**** MATERIAL PROVIDED ****
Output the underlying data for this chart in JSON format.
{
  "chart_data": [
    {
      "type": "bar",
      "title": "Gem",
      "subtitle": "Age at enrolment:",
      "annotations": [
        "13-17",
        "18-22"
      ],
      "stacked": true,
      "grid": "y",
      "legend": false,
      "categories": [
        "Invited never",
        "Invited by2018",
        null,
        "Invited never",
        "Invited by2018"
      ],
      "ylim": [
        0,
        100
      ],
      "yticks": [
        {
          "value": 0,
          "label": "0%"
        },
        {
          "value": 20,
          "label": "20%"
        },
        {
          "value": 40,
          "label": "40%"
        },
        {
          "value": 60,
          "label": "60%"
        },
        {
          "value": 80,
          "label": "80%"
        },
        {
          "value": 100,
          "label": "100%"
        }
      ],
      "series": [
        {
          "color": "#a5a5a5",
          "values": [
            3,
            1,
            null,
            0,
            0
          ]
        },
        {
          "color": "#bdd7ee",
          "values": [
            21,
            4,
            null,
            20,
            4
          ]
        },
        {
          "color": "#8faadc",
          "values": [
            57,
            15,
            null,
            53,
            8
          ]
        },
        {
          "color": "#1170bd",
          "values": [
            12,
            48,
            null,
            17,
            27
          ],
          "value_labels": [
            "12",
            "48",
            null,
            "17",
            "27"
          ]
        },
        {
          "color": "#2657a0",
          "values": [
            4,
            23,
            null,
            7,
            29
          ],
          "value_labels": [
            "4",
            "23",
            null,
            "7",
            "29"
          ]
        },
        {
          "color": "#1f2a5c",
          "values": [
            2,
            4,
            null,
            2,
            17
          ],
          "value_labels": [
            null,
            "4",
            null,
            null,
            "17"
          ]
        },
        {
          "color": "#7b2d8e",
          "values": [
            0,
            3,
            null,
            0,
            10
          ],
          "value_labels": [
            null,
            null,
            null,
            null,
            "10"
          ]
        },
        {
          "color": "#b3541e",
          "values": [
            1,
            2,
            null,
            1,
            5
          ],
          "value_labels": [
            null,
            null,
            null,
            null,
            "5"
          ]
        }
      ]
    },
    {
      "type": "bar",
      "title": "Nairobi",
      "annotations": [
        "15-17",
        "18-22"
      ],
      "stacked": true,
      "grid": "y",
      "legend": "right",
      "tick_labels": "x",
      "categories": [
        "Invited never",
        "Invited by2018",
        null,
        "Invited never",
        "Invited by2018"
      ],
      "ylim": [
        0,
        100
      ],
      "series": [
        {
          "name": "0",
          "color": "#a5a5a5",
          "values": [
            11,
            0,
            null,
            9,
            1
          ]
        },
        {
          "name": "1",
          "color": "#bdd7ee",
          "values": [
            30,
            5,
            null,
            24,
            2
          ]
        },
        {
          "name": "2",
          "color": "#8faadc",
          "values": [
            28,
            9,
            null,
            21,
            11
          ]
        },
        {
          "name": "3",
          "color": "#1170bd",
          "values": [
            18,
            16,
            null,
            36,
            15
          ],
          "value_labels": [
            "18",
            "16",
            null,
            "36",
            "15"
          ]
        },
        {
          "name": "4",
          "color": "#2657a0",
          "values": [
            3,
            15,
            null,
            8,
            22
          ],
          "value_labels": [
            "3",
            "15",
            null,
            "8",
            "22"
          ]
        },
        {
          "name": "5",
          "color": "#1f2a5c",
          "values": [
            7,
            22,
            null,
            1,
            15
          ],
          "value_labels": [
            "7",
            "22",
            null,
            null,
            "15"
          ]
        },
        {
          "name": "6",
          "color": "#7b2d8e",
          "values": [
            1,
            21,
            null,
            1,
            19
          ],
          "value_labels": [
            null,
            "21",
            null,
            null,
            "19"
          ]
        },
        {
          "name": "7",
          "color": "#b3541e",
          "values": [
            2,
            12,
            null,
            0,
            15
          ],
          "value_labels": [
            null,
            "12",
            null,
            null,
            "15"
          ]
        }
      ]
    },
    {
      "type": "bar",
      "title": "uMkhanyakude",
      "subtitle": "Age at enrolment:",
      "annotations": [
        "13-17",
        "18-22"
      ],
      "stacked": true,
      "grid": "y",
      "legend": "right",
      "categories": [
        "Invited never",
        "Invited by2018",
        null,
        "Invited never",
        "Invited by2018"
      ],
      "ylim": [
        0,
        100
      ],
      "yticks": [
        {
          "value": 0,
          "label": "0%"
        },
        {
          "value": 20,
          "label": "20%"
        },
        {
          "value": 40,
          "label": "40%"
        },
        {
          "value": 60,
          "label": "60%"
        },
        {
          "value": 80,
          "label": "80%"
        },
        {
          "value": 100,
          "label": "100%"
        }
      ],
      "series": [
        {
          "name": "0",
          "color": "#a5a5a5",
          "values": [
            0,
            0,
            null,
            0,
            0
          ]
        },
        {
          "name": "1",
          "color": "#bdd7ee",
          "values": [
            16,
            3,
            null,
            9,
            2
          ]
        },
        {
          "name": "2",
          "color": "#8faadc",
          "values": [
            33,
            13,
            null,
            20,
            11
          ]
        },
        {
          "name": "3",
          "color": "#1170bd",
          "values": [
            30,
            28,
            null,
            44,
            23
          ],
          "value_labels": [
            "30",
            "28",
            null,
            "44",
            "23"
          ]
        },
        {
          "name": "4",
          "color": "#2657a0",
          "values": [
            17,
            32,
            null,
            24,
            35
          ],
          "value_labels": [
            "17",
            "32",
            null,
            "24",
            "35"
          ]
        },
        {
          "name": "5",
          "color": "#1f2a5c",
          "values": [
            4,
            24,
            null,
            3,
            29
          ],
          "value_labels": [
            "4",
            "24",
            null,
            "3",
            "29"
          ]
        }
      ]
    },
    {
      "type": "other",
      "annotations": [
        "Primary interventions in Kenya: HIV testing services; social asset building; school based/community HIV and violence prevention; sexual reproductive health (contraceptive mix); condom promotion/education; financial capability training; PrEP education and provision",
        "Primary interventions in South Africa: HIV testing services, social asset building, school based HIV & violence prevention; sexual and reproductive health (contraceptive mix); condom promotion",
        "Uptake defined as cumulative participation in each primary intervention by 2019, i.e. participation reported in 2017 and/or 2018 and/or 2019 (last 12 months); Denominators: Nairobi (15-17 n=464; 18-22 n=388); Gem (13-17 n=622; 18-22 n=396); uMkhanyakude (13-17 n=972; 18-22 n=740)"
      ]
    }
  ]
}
****
**** MATERIAL PROVIDED ****
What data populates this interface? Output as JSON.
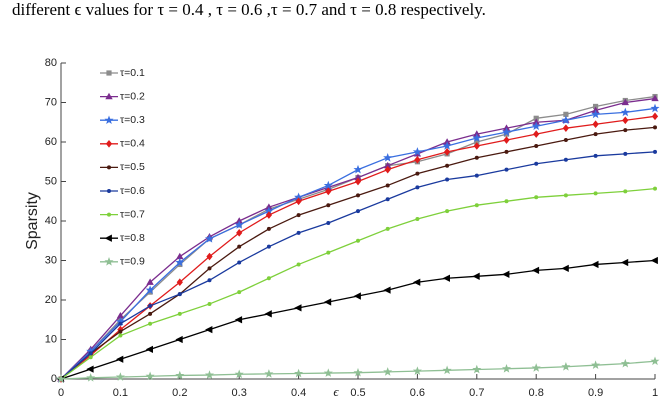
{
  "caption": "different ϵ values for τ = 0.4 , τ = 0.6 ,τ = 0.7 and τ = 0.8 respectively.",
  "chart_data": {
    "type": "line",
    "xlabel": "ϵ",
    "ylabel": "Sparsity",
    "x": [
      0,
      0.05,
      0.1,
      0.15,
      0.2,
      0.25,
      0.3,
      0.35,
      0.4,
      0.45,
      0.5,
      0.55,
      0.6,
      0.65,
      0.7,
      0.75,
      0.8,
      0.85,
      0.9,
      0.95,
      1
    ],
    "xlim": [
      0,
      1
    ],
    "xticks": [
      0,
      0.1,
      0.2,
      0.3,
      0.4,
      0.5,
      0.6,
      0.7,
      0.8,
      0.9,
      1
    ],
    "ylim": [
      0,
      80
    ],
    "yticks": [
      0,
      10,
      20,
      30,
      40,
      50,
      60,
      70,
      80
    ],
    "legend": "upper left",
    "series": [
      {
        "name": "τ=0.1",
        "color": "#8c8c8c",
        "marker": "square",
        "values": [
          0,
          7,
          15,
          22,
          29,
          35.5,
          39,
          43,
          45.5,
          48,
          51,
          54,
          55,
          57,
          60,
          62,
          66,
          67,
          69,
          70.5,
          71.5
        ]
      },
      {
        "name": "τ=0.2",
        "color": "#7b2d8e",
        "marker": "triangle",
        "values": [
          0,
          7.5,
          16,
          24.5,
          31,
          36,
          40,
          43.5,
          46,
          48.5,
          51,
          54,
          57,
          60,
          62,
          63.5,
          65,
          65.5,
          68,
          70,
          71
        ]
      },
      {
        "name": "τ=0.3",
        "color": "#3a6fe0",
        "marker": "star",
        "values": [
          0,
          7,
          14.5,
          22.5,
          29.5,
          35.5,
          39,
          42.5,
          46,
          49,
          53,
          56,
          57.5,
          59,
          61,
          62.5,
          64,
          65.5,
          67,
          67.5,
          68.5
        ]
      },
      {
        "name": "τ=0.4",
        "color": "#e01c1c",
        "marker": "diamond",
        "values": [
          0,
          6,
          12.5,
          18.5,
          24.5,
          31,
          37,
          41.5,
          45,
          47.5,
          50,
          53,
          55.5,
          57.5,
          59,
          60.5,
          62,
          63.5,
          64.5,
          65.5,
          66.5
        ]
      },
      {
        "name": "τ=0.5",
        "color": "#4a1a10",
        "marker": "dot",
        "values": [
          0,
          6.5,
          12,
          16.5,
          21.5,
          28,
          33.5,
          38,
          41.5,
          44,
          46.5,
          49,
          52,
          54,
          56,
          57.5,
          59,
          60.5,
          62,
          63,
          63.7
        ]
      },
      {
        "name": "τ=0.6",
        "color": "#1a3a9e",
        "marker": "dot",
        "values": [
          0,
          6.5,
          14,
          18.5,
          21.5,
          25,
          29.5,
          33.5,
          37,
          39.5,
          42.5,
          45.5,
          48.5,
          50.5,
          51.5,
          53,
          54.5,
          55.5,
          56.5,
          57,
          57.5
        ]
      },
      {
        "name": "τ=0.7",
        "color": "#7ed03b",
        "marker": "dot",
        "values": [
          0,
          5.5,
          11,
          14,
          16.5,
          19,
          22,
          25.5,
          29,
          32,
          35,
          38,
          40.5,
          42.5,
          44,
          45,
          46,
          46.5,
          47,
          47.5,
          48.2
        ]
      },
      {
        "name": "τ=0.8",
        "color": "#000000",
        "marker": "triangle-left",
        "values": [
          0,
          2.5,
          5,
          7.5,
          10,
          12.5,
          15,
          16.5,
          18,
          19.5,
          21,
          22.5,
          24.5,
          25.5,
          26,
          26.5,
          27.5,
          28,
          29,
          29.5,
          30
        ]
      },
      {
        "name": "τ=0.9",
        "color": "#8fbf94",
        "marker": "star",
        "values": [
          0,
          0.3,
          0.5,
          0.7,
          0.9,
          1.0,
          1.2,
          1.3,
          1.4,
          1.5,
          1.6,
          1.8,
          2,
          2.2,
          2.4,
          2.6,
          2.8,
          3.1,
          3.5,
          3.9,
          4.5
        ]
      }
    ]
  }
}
****
● **TO BE DONE**: Look through the entries above and report each line where the string "JSON" occurs.

● **ANSWER TO THE TASK**:
Output the underlying data for this chart in JSON format.
What data populates this interface? Output as JSON.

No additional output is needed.